▶ **AIM**:
Every line holding the word "this" counts once. Give the total, nothing more.

(Extracted data entries)
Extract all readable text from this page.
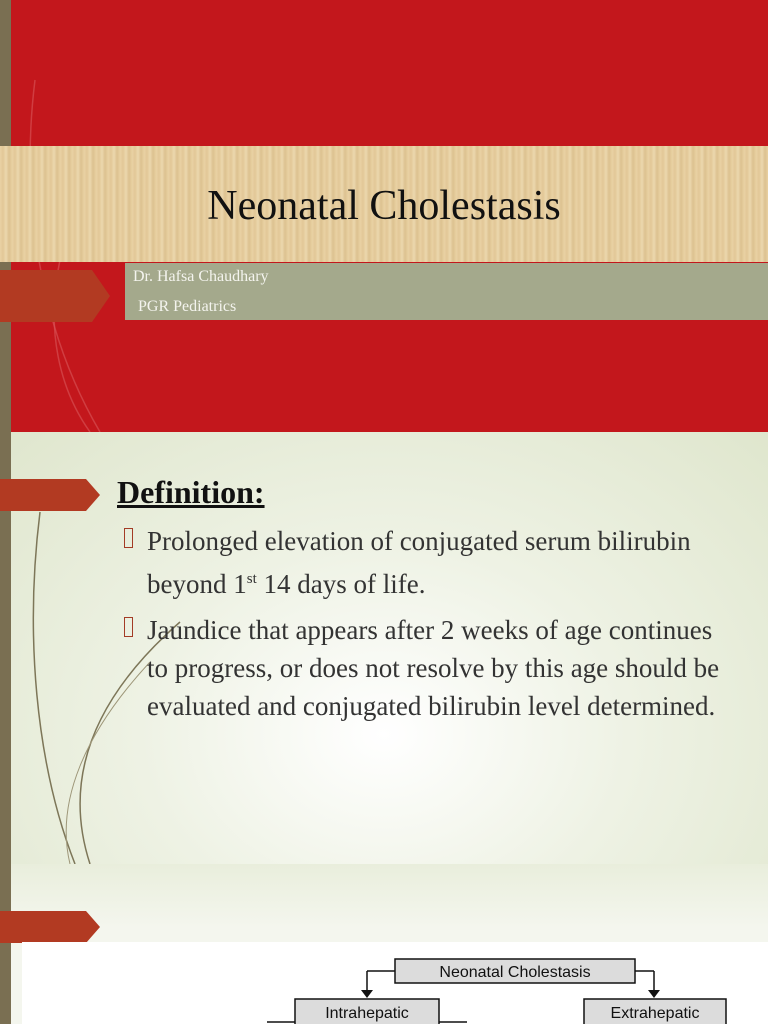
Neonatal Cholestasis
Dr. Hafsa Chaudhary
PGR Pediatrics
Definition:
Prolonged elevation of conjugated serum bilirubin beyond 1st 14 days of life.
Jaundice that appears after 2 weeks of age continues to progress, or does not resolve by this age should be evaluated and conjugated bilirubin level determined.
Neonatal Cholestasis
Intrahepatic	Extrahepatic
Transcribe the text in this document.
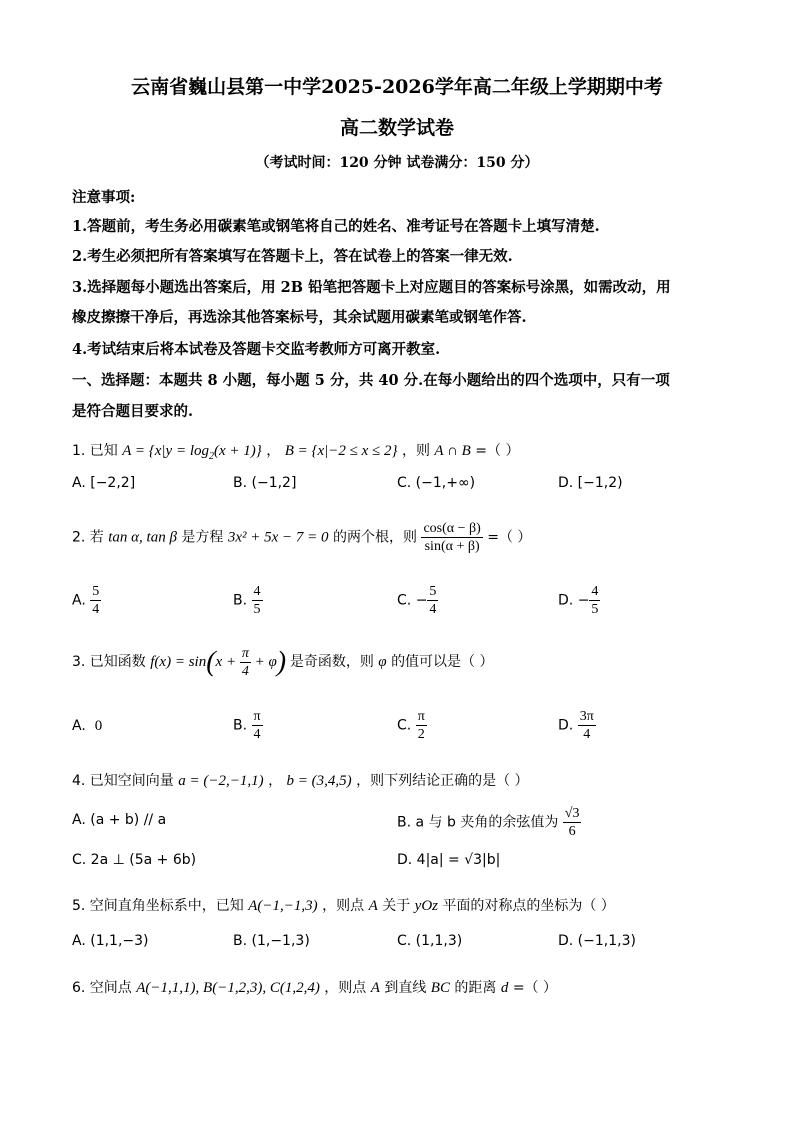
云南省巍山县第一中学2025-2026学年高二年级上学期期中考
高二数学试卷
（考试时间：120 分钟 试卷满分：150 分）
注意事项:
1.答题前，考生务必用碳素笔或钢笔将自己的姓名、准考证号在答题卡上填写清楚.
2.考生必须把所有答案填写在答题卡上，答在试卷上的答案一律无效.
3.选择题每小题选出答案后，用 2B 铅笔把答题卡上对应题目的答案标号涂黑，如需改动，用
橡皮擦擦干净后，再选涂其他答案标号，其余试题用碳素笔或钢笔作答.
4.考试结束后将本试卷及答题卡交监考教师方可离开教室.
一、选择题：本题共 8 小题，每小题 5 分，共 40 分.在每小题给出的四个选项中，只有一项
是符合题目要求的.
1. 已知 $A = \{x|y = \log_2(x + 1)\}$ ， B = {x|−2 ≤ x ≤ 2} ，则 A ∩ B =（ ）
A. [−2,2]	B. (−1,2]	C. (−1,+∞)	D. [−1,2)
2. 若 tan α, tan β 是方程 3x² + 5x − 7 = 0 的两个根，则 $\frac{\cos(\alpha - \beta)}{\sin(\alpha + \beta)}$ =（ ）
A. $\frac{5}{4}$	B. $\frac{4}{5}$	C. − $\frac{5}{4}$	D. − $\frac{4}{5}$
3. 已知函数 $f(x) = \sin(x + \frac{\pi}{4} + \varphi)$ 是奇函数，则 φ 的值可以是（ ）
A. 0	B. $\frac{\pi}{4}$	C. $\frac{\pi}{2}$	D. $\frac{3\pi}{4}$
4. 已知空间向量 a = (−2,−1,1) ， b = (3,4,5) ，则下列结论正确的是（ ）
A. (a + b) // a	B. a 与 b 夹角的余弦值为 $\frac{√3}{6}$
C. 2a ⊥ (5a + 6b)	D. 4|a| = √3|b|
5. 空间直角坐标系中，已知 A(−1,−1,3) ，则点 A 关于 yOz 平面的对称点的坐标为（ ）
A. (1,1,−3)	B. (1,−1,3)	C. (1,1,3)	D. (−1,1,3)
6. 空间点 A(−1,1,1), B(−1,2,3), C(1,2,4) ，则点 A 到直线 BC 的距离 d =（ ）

▶ **THE RESPONSE**:
3